**Problem to solve**
Find each line with the string "деятельности" and copy it.

**Material for this task**
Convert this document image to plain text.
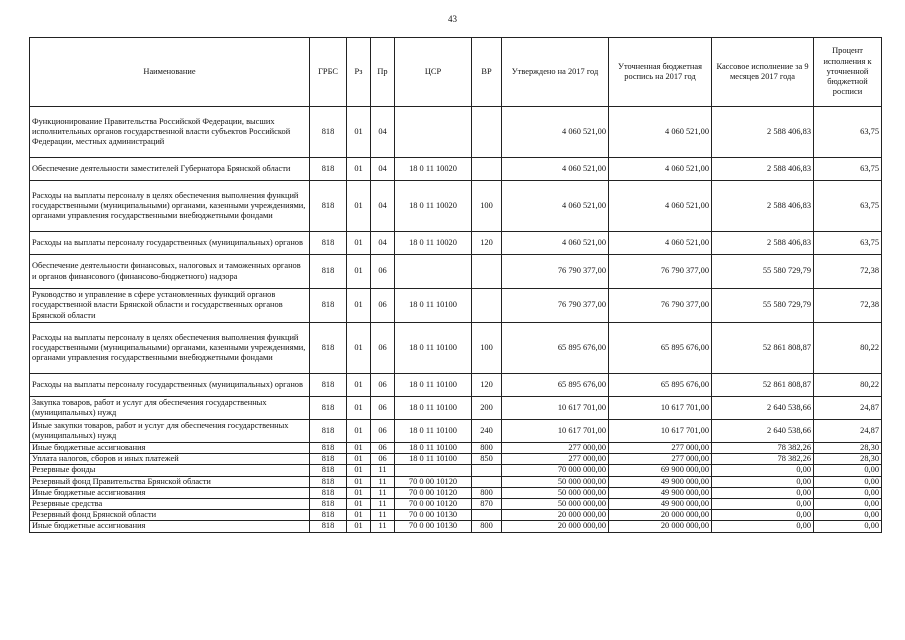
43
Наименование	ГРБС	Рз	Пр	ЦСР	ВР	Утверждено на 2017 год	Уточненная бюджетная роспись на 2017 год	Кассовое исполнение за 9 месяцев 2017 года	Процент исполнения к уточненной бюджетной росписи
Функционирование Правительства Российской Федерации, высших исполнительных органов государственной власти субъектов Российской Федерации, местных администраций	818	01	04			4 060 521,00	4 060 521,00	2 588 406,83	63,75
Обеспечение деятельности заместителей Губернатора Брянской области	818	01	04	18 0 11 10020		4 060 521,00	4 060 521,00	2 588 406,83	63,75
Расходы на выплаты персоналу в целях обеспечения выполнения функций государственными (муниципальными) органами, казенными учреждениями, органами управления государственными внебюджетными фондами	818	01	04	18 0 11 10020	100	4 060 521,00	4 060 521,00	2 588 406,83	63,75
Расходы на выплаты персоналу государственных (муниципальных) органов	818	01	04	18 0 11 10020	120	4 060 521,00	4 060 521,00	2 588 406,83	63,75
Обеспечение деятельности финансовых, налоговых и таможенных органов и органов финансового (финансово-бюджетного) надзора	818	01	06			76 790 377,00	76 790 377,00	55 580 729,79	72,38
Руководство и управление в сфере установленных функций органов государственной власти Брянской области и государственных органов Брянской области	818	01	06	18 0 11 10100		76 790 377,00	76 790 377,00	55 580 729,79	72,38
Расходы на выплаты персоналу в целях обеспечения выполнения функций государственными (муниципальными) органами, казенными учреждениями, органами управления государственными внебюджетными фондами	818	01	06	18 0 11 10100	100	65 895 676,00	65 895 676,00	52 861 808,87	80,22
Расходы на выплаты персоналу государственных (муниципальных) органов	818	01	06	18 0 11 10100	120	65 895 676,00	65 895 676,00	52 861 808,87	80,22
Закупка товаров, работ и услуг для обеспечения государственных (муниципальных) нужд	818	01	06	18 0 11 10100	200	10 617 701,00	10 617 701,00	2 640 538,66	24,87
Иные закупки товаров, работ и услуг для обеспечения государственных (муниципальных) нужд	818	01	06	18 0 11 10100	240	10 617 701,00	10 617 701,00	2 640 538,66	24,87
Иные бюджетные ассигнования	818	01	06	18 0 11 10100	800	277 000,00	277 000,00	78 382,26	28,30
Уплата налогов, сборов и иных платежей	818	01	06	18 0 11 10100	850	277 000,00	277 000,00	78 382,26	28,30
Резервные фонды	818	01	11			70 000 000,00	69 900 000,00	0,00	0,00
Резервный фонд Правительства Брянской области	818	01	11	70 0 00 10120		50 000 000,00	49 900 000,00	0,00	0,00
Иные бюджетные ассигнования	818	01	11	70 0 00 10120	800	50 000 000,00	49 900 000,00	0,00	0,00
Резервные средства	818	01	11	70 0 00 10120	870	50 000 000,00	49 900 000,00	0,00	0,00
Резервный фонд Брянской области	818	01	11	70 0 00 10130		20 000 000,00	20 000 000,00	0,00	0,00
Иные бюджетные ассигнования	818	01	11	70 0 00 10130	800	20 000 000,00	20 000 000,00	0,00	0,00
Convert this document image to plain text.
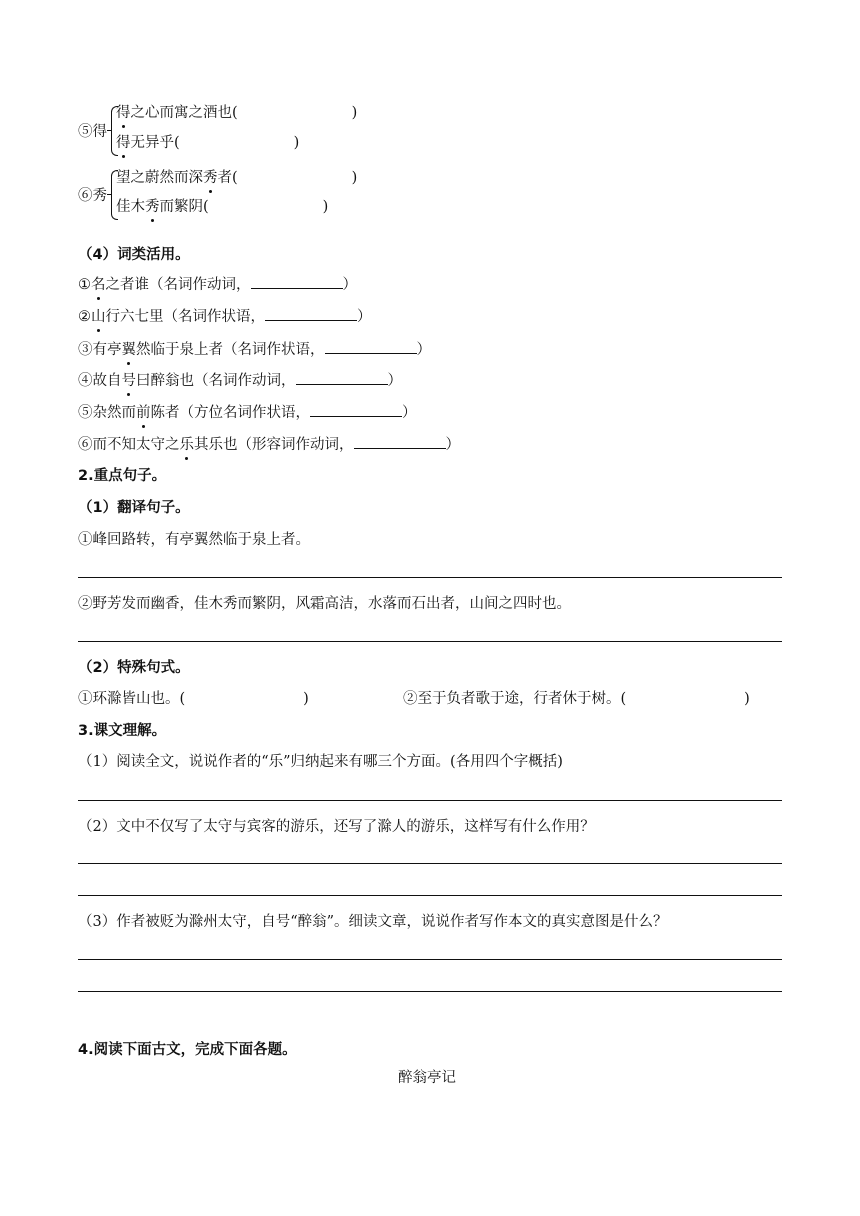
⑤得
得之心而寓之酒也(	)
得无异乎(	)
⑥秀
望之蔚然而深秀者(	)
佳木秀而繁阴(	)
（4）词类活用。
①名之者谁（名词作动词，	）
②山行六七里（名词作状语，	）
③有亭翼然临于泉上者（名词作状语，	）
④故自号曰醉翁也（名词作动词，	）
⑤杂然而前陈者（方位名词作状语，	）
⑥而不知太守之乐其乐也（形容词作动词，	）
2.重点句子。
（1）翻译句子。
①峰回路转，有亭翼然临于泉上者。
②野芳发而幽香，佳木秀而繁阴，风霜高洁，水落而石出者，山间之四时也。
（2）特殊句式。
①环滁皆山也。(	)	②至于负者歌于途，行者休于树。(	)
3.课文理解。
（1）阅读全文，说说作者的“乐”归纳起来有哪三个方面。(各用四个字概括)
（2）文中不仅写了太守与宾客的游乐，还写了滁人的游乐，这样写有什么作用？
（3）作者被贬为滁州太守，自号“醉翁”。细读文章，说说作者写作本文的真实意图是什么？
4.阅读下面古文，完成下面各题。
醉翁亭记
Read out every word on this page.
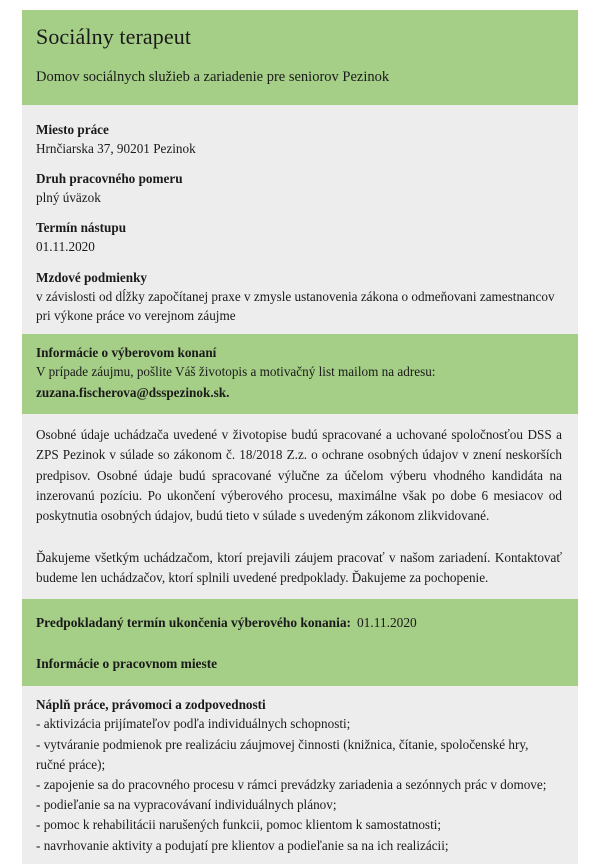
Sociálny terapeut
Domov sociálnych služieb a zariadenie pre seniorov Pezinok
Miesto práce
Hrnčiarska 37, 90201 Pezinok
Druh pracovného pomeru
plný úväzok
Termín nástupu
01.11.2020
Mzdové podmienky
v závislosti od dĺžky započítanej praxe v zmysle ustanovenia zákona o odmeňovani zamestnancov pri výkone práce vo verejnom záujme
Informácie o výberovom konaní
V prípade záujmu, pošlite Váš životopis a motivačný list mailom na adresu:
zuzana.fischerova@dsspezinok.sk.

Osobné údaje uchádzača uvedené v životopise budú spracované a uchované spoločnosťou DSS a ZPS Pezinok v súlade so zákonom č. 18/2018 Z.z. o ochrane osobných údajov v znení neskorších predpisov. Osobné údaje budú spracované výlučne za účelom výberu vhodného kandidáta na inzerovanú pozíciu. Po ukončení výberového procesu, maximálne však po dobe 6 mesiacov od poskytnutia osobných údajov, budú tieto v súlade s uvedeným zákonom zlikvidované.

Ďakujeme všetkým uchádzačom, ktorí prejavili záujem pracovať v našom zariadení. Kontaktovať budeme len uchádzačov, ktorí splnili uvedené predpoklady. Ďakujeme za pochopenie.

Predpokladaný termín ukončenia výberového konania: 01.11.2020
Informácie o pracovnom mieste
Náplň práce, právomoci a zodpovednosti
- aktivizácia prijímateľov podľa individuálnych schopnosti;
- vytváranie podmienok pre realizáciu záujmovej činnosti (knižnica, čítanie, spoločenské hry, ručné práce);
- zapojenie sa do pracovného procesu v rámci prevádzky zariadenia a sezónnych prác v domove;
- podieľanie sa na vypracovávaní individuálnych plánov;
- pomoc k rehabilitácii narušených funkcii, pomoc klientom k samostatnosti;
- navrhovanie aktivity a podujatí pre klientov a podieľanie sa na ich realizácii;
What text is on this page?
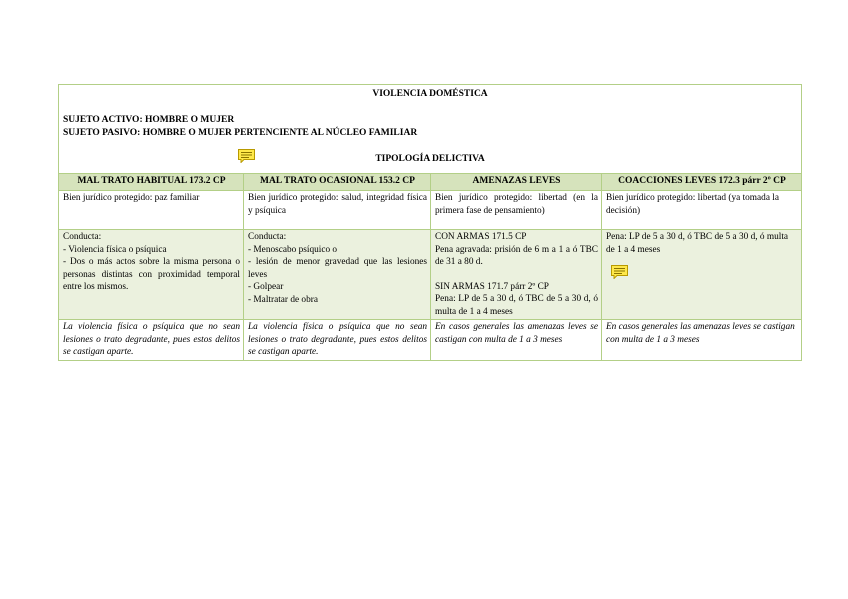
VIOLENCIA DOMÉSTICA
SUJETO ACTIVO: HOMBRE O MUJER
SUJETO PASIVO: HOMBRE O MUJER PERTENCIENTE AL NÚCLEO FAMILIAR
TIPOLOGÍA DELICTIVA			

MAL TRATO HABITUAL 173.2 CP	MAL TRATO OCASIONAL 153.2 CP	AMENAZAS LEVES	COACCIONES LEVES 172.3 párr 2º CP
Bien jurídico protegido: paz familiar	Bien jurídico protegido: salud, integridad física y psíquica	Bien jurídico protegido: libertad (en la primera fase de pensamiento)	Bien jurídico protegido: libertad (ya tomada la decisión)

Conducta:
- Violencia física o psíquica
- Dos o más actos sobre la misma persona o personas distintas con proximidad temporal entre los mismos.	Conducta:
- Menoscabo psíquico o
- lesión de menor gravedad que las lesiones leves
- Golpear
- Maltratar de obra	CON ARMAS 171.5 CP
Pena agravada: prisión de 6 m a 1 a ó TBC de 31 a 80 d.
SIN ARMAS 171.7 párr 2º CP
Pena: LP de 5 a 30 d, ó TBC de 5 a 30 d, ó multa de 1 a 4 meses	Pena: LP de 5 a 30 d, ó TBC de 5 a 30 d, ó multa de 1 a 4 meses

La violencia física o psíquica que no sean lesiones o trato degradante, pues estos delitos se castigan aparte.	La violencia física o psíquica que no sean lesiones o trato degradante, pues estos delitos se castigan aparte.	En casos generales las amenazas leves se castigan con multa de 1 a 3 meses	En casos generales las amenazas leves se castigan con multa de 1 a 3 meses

**Task response**
Обеспечение деятельности заместителей Губернатора Брянской области	818	01	04	18 0 11 10020		4 060 521,00	4 060 521,00	2 588 406,83	63,75
Обеспечение деятельности финансовых, налоговых и таможенных органов и органов финансового (финансово-бюджетного) надзора	818	01	06			76 790 377,00	76 790 377,00	55 580 729,79	72,38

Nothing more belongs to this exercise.